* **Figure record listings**
################
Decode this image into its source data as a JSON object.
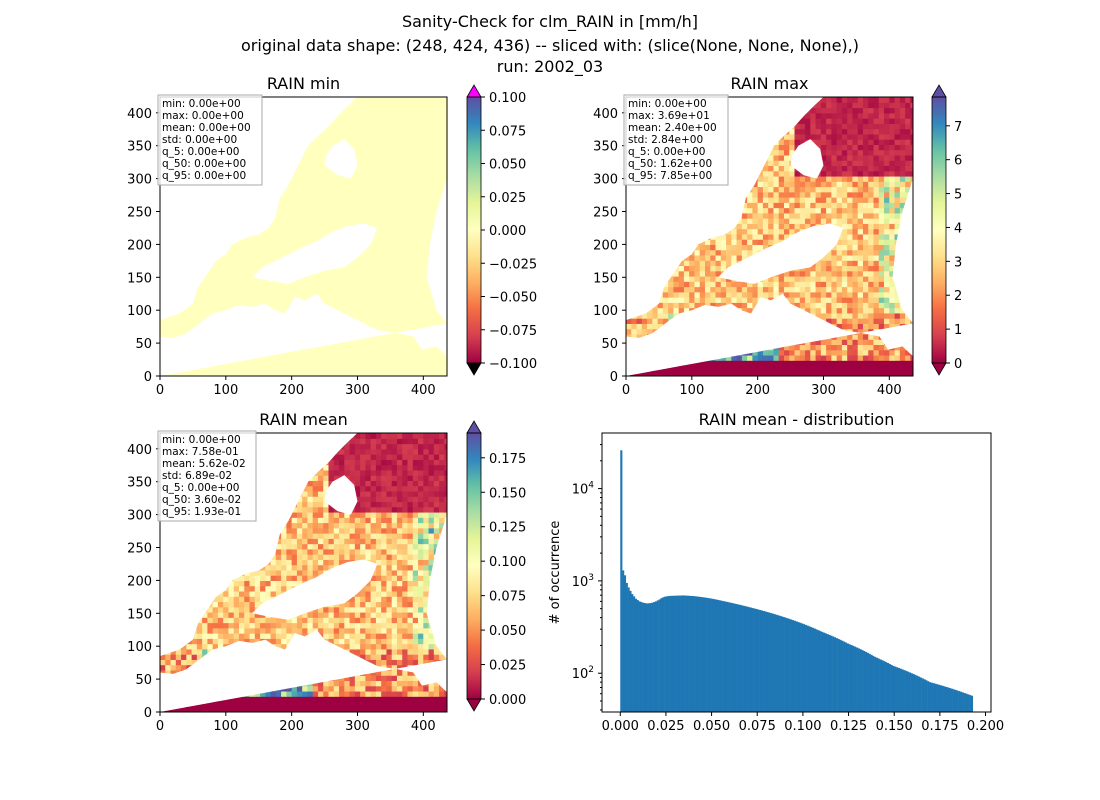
{
  "figure": {
    "title_lines": [
      "Sanity-Check for clm_RAIN in [mm/h]",
      "original data shape: (248, 424, 436) -- sliced with: (slice(None, None, None),)",
      "run: 2002_03"
    ]
  },
  "colormap": "Spectral",
  "colors": {
    "hist_bar": "#1f77b4",
    "min_field": "#ffffbe",
    "over_marker": "#ff00ff",
    "under_marker": "#000000",
    "map_extend_low": "#9e0142",
    "map_extend_high": "#5e4fa2"
  },
  "chart_data": [
    {
      "type": "heatmap",
      "title": "RAIN min",
      "xlim": [
        0,
        436
      ],
      "ylim": [
        0,
        424
      ],
      "xticks": [
        0,
        100,
        200,
        300,
        400
      ],
      "yticks": [
        0,
        50,
        100,
        150,
        200,
        250,
        300,
        350,
        400
      ],
      "colorbar": {
        "vmin": -0.1,
        "vmax": 0.1,
        "extend": "both",
        "ticks": [
          -0.1,
          -0.075,
          -0.05,
          -0.025,
          0.0,
          0.025,
          0.05,
          0.075,
          0.1
        ],
        "tick_labels": [
          "−0.100",
          "−0.075",
          "−0.050",
          "−0.025",
          "0.000",
          "0.025",
          "0.050",
          "0.075",
          "0.100"
        ]
      },
      "stats": [
        "min: 0.00e+00",
        "max: 0.00e+00",
        "mean: 0.00e+00",
        "std: 0.00e+00",
        "q_5: 0.00e+00",
        "q_50: 0.00e+00",
        "q_95: 0.00e+00"
      ]
    },
    {
      "type": "heatmap",
      "title": "RAIN max",
      "xlim": [
        0,
        436
      ],
      "ylim": [
        0,
        424
      ],
      "xticks": [
        0,
        100,
        200,
        300,
        400
      ],
      "yticks": [
        0,
        50,
        100,
        150,
        200,
        250,
        300,
        350,
        400
      ],
      "colorbar": {
        "vmin": 0,
        "vmax": 7.85,
        "extend": "both",
        "ticks": [
          0,
          1,
          2,
          3,
          4,
          5,
          6,
          7
        ],
        "tick_labels": [
          "0",
          "1",
          "2",
          "3",
          "4",
          "5",
          "6",
          "7"
        ]
      },
      "stats": [
        "min: 0.00e+00",
        "max: 3.69e+01",
        "mean: 2.40e+00",
        "std: 2.84e+00",
        "q_5: 0.00e+00",
        "q_50: 1.62e+00",
        "q_95: 7.85e+00"
      ]
    },
    {
      "type": "heatmap",
      "title": "RAIN mean",
      "xlim": [
        0,
        436
      ],
      "ylim": [
        0,
        424
      ],
      "xticks": [
        0,
        100,
        200,
        300,
        400
      ],
      "yticks": [
        0,
        50,
        100,
        150,
        200,
        250,
        300,
        350,
        400
      ],
      "colorbar": {
        "vmin": 0,
        "vmax": 0.193,
        "extend": "both",
        "ticks": [
          0.0,
          0.025,
          0.05,
          0.075,
          0.1,
          0.125,
          0.15,
          0.175
        ],
        "tick_labels": [
          "0.000",
          "0.025",
          "0.050",
          "0.075",
          "0.100",
          "0.125",
          "0.150",
          "0.175"
        ]
      },
      "stats": [
        "min: 0.00e+00",
        "max: 7.58e-01",
        "mean: 5.62e-02",
        "std: 6.89e-02",
        "q_5: 0.00e+00",
        "q_50: 3.60e-02",
        "q_95: 1.93e-01"
      ]
    },
    {
      "type": "bar",
      "title": "RAIN mean - distribution",
      "xlabel": "",
      "ylabel": "# of occurrence",
      "yscale": "log",
      "xlim": [
        -0.01,
        0.203
      ],
      "ylim": [
        38,
        40000
      ],
      "xticks": [
        0.0,
        0.025,
        0.05,
        0.075,
        0.1,
        0.125,
        0.15,
        0.175,
        0.2
      ],
      "xtick_labels": [
        "0.000",
        "0.025",
        "0.050",
        "0.075",
        "0.100",
        "0.125",
        "0.150",
        "0.175",
        "0.200"
      ],
      "ytick_labels": [
        {
          "base": "10",
          "exp": "2",
          "value": 100
        },
        {
          "base": "10",
          "exp": "3",
          "value": 1000
        },
        {
          "base": "10",
          "exp": "4",
          "value": 10000
        }
      ],
      "bin_start": 0.0,
      "bin_width": 0.001,
      "counts": [
        26000,
        1300,
        1150,
        950,
        850,
        780,
        720,
        680,
        640,
        620,
        600,
        590,
        580,
        575,
        570,
        572,
        575,
        580,
        590,
        600,
        615,
        630,
        650,
        665,
        675,
        680,
        685,
        688,
        690,
        690,
        692,
        693,
        694,
        695,
        696,
        694,
        692,
        690,
        688,
        686,
        683,
        680,
        676,
        672,
        668,
        664,
        660,
        655,
        650,
        645,
        640,
        634,
        628,
        622,
        616,
        610,
        604,
        598,
        592,
        586,
        580,
        574,
        568,
        562,
        556,
        550,
        544,
        538,
        532,
        526,
        520,
        514,
        508,
        502,
        496,
        490,
        484,
        478,
        472,
        466,
        460,
        454,
        448,
        442,
        436,
        430,
        424,
        418,
        412,
        406,
        400,
        394,
        388,
        382,
        376,
        370,
        364,
        358,
        352,
        346,
        340,
        334,
        328,
        322,
        316,
        310,
        304,
        298,
        292,
        286,
        280,
        275,
        270,
        265,
        260,
        255,
        250,
        245,
        240,
        235,
        230,
        225,
        220,
        215,
        210,
        206,
        202,
        198,
        194,
        190,
        186,
        182,
        178,
        174,
        170,
        166,
        162,
        158,
        154,
        150,
        147,
        144,
        141,
        138,
        135,
        132,
        129,
        126,
        123,
        120,
        118,
        116,
        114,
        112,
        110,
        108,
        106,
        104,
        102,
        100,
        98,
        96,
        94,
        92,
        90,
        88,
        86,
        84,
        82,
        80,
        79,
        78,
        77,
        76,
        75,
        74,
        73,
        72,
        71,
        70,
        69,
        68,
        67,
        66,
        65,
        64,
        63,
        62,
        61,
        60,
        59,
        58,
        57
      ]
    }
  ]
}
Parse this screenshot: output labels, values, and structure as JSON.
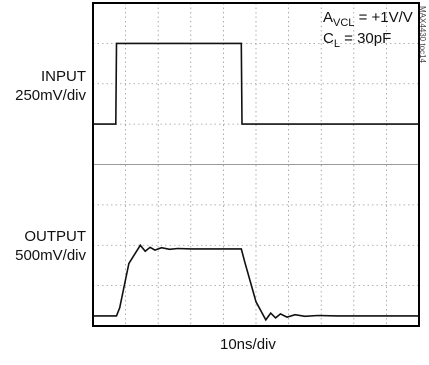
{
  "labels": {
    "input": "INPUT",
    "input_scale": "250mV/div",
    "output": "OUTPUT",
    "output_scale": "500mV/div",
    "time_scale": "10ns/div",
    "conditions_line1_prefix": "A",
    "conditions_line1_sub": "VCL",
    "conditions_line1_suffix": " = +1V/V",
    "conditions_line2_prefix": "C",
    "conditions_line2_sub": "L",
    "conditions_line2_suffix": " = 30pF",
    "figure_code": "MAX4430 toc14"
  },
  "colors": {
    "trace": "#111111",
    "grid": "#9a9a9a",
    "frame": "#000000"
  },
  "chart_data": {
    "type": "line",
    "xlabel": "10ns/div",
    "x_divisions": 10,
    "y_divisions": 8,
    "grid": true,
    "series": [
      {
        "name": "INPUT",
        "x": [
          0,
          0.7,
          0.72,
          4.55,
          4.57,
          10
        ],
        "y": [
          5.0,
          5.0,
          7.0,
          7.0,
          5.0,
          5.0
        ]
      },
      {
        "name": "OUTPUT",
        "x": [
          0,
          0.72,
          0.82,
          1.1,
          1.45,
          1.6,
          1.75,
          1.9,
          2.1,
          2.35,
          2.6,
          3.0,
          4.55,
          4.65,
          5.0,
          5.3,
          5.45,
          5.6,
          5.75,
          5.95,
          6.2,
          6.5,
          6.9,
          7.5,
          10
        ],
        "y": [
          0.25,
          0.25,
          0.45,
          1.55,
          2.0,
          1.85,
          1.95,
          1.88,
          1.94,
          1.9,
          1.92,
          1.91,
          1.91,
          1.6,
          0.6,
          0.15,
          0.32,
          0.2,
          0.3,
          0.22,
          0.28,
          0.24,
          0.26,
          0.25,
          0.25
        ]
      }
    ]
  }
}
################
* **PROBLEM DETAILS**
Using the listing above, show each line holding the string "JSON".

* **FINISHED EXERCISE**
Decode this image into its source data as a JSON object.
Parse this screenshot: output labels, values, and structure as JSON.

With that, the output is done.